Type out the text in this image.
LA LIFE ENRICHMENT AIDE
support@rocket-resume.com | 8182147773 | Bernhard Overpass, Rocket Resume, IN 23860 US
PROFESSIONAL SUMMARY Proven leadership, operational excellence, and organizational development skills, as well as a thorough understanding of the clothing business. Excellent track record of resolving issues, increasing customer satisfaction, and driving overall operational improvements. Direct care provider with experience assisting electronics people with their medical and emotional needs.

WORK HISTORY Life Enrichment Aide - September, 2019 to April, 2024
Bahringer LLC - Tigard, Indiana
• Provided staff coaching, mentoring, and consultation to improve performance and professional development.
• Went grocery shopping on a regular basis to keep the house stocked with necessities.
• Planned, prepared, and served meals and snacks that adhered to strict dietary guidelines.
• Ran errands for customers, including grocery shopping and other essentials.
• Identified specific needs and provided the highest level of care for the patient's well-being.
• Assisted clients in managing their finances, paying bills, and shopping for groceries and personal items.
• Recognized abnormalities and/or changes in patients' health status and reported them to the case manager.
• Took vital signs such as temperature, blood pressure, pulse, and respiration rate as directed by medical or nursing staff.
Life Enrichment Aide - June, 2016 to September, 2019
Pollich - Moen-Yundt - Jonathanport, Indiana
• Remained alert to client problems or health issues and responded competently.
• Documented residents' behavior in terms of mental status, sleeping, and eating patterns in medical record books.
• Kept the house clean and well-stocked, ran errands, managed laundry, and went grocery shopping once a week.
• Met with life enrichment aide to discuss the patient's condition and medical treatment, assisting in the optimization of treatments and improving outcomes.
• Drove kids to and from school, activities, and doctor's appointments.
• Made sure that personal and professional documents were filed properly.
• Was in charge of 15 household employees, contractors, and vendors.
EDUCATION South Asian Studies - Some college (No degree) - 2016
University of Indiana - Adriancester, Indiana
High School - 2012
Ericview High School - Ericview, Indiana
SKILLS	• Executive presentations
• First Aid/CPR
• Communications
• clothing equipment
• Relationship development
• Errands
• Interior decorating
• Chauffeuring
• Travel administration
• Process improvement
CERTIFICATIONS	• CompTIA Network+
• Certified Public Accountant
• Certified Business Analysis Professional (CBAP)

────────────────────

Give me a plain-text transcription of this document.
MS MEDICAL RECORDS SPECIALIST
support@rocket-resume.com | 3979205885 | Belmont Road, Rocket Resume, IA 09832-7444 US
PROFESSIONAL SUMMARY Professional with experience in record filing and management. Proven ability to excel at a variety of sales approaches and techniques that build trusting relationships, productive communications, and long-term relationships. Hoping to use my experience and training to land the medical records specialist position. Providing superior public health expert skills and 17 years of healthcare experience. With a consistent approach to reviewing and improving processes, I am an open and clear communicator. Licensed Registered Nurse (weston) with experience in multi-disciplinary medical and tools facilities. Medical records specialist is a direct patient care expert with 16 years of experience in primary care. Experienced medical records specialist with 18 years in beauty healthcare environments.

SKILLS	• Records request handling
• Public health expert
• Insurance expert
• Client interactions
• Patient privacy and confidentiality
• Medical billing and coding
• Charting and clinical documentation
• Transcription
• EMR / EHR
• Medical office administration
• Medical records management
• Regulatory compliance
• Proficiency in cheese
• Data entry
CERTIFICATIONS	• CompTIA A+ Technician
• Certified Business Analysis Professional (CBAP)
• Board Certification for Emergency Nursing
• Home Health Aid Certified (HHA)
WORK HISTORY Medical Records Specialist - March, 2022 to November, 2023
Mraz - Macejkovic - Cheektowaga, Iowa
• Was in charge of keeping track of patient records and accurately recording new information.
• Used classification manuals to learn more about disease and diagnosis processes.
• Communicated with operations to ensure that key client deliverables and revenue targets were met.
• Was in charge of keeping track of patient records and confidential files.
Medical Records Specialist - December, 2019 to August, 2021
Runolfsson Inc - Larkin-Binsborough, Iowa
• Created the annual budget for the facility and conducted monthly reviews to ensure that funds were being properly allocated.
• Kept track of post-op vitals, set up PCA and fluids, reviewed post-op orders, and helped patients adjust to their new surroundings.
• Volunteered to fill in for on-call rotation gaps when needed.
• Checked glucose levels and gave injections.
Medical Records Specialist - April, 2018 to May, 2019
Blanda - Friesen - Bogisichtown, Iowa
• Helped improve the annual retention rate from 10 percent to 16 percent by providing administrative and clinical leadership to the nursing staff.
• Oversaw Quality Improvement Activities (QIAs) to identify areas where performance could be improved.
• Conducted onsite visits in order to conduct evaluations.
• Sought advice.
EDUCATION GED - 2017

────────────────────

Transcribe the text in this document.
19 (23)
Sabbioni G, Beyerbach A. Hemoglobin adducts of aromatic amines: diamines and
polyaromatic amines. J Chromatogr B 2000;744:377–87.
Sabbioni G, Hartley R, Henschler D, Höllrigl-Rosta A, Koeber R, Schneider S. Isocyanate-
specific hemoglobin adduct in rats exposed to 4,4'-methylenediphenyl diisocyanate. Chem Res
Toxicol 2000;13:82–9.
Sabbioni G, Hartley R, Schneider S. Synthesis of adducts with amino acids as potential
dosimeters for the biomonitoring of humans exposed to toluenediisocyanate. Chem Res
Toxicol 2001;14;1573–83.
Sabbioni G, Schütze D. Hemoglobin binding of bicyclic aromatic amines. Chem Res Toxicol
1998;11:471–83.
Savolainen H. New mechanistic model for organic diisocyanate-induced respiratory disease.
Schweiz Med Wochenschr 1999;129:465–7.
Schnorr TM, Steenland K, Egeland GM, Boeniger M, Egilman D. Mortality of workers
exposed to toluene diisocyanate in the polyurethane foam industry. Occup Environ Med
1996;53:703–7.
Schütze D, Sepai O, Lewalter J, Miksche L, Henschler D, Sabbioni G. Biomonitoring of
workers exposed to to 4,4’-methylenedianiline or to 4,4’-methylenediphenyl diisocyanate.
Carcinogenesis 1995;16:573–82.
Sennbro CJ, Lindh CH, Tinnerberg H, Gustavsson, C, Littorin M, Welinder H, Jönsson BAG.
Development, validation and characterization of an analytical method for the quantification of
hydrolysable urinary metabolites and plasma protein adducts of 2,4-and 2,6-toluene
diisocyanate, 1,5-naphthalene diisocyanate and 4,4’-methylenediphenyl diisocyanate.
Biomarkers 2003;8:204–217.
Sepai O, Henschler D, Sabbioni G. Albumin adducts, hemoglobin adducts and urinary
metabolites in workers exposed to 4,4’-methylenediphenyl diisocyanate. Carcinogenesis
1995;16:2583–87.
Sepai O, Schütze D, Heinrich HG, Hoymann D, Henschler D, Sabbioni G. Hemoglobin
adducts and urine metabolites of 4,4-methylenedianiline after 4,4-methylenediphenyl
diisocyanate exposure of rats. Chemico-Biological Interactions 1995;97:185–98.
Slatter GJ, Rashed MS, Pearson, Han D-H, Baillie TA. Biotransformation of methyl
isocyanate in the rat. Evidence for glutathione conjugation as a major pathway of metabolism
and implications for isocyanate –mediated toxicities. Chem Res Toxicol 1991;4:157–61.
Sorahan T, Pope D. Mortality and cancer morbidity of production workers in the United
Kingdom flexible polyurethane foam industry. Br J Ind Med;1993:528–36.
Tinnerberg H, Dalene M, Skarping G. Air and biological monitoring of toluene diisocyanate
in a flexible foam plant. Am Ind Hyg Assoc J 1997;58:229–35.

────────────────────

### Aim of the exercise
Check each line of the data above for the word "Carcinogenesis" and say how many lines contain it, giving nothing besides the number.

### Solution
2